Extracted entries -
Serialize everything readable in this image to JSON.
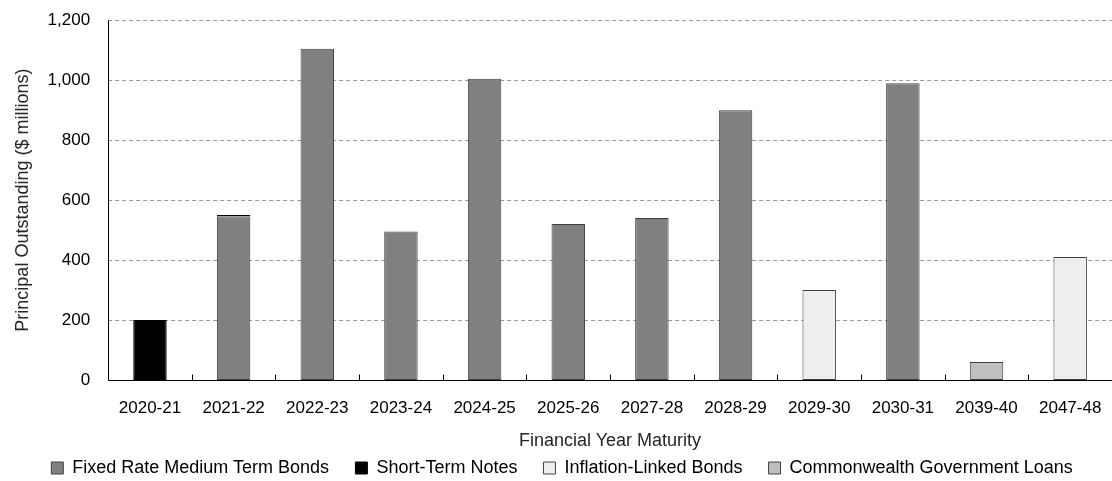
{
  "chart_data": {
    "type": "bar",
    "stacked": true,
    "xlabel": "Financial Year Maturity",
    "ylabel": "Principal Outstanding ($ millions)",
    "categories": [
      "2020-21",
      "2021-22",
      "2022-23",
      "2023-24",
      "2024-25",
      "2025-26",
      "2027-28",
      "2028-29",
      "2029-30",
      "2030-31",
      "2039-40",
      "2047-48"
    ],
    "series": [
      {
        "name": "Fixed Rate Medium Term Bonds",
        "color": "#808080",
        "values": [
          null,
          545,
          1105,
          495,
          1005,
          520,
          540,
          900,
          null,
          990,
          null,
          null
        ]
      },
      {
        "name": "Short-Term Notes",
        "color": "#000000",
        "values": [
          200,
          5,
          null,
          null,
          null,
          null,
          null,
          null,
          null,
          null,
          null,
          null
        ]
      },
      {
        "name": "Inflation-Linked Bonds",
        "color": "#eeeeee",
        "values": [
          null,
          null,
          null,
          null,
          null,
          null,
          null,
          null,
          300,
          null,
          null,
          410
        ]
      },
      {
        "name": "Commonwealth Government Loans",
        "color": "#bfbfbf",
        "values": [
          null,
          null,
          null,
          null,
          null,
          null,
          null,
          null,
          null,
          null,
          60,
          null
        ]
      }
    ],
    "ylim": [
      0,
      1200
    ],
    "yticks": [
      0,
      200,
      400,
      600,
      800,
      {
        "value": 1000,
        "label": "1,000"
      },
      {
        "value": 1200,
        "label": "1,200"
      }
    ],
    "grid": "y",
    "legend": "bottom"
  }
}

Written request -
Whichever lines contain the string "color", select and copy them.

Task response -
        "color": "#808080",
        "color": "#000000",
        "color": "#eeeeee",
        "color": "#bfbfbf",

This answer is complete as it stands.